┌────────
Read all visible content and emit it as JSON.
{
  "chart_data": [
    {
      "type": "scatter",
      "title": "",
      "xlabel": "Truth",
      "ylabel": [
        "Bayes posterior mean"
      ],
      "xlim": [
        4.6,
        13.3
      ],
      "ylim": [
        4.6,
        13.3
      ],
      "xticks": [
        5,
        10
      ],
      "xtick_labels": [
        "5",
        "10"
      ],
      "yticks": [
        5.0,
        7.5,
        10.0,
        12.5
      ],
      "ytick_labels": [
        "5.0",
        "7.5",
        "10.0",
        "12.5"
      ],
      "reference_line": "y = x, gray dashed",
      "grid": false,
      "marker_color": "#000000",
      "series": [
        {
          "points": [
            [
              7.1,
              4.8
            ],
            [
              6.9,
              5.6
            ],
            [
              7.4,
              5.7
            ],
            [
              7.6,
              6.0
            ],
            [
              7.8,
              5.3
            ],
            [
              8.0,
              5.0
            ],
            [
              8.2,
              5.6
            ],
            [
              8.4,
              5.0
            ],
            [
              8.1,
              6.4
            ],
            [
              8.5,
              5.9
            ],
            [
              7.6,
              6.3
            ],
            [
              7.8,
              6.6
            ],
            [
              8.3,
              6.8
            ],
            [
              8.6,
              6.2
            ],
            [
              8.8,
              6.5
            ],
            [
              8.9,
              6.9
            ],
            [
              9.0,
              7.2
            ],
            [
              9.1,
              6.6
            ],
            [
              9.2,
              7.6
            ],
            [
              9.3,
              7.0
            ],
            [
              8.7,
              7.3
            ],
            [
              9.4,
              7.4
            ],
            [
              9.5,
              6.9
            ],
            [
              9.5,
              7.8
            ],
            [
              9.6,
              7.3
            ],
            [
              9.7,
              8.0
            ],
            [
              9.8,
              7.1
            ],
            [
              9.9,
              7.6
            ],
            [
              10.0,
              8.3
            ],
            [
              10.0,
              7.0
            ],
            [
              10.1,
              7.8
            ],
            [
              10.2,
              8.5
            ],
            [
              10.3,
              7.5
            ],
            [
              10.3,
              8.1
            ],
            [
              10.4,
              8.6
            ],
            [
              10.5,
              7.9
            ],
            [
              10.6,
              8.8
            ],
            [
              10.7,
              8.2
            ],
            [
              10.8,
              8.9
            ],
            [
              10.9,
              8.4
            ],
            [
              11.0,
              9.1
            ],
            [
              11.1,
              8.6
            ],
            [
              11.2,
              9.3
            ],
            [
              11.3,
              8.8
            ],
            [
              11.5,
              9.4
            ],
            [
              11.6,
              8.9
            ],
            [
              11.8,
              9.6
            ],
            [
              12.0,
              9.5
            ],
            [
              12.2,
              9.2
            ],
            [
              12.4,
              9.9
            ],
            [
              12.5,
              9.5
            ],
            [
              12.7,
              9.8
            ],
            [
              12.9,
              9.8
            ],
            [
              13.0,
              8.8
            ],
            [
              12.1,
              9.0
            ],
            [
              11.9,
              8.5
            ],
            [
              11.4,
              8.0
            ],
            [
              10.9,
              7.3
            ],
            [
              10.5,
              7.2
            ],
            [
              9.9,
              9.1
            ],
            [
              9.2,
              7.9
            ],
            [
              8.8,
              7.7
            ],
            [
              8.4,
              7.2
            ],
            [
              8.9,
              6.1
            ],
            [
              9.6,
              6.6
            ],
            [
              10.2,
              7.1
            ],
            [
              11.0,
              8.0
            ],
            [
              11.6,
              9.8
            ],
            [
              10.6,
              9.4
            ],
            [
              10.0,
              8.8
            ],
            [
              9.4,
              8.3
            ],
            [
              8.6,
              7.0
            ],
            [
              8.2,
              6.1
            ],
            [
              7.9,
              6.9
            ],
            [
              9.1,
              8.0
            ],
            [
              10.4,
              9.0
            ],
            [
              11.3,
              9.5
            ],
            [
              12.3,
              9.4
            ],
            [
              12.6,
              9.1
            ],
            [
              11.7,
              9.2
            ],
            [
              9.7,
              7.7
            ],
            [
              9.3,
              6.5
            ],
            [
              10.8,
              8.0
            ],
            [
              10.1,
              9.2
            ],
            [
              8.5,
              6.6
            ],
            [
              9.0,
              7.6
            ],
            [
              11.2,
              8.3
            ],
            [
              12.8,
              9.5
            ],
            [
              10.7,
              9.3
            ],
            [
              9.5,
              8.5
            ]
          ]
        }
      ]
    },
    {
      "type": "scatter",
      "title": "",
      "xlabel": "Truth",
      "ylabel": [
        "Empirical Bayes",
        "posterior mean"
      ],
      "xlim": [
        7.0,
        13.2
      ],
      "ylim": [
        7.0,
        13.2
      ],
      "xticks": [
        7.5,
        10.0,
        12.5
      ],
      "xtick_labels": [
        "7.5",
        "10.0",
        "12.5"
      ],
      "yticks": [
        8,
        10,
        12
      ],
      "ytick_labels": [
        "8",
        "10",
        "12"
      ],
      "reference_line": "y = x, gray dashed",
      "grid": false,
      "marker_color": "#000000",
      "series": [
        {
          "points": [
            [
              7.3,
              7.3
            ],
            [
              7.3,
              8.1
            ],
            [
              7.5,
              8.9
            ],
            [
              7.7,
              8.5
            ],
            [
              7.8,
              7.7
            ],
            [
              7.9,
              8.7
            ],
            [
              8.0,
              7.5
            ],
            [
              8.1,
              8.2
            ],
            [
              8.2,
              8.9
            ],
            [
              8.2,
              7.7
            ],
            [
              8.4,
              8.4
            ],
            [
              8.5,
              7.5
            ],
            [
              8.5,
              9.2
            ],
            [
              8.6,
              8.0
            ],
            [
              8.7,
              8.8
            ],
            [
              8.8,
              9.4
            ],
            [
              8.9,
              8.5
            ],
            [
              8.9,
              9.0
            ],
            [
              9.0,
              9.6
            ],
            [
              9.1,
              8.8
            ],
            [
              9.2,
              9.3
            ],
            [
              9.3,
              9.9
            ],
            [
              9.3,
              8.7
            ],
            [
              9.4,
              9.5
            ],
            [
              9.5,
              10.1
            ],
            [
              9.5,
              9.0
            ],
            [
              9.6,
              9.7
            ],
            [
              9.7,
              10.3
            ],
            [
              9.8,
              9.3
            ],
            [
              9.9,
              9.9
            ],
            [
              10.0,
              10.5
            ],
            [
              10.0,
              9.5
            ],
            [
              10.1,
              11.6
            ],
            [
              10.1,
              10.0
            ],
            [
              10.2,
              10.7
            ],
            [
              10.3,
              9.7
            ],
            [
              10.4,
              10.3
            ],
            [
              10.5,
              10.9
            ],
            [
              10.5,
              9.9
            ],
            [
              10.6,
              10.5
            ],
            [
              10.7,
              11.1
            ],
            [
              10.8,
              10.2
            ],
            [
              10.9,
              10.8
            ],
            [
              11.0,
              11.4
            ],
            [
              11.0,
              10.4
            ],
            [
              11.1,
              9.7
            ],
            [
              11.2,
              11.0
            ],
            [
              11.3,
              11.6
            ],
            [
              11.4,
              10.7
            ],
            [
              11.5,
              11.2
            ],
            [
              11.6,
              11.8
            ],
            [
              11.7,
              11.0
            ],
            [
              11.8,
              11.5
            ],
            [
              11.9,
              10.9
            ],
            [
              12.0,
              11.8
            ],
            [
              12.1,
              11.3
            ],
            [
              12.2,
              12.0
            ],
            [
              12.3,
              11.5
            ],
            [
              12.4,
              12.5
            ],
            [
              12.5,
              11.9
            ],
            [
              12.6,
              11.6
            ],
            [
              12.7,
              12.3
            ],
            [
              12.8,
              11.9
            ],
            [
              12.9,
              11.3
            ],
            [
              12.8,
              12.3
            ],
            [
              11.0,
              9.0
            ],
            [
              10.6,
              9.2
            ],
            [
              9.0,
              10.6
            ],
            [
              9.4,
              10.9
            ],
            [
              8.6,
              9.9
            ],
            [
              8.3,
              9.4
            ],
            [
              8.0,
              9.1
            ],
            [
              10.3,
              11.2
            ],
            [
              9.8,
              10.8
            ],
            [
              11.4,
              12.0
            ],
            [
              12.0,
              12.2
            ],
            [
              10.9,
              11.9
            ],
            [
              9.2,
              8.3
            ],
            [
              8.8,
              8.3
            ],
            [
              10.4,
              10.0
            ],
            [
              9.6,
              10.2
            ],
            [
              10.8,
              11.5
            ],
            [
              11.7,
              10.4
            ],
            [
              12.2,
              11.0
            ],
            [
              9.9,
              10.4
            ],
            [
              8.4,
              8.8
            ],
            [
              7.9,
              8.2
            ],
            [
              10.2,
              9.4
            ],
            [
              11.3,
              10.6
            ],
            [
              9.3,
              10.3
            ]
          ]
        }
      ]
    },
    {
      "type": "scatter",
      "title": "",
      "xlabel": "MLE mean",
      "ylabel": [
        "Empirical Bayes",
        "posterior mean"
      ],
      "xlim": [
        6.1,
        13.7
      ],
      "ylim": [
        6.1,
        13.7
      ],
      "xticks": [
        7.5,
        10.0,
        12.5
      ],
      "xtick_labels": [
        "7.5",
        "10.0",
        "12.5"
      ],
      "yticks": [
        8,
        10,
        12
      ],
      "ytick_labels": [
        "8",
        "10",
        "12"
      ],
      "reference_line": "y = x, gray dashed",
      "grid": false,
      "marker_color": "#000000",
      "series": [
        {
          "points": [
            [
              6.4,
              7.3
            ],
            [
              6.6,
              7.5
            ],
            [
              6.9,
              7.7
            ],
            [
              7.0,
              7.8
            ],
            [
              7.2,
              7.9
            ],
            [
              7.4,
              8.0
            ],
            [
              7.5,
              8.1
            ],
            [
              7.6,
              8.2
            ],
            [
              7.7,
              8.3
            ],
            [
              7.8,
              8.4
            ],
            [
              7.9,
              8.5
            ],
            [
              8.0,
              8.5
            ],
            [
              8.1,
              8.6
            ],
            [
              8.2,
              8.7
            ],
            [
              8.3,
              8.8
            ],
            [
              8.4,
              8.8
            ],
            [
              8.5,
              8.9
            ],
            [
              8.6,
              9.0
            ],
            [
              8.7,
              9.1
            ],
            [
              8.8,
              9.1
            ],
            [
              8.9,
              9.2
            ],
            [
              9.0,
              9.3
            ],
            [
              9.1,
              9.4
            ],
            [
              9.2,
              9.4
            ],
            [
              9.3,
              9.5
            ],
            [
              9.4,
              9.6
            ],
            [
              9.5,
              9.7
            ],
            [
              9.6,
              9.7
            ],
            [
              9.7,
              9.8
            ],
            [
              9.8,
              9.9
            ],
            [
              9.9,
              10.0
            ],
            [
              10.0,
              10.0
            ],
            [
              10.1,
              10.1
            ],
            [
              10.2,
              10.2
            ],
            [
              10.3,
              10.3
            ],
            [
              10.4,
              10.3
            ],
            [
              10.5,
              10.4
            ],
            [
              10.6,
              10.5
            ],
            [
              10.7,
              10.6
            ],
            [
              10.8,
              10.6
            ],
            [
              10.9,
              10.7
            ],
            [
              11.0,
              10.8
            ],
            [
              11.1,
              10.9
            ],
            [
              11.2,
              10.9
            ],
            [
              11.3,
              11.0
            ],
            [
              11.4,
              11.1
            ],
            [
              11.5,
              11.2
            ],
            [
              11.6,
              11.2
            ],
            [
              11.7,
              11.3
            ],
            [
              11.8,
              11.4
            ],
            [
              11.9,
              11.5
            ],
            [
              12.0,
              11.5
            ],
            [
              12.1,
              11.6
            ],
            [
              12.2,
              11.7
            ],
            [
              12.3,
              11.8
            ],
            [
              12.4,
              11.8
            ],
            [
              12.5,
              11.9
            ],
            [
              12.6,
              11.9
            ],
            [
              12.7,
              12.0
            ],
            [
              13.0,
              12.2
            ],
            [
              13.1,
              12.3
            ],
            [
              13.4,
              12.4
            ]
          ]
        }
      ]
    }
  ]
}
└────────
Find every line in the records that contains the word "mean"; copy those lines.

        "Bayes posterior mean"
        "posterior mean"
      "xlabel": "MLE mean",
        "posterior mean"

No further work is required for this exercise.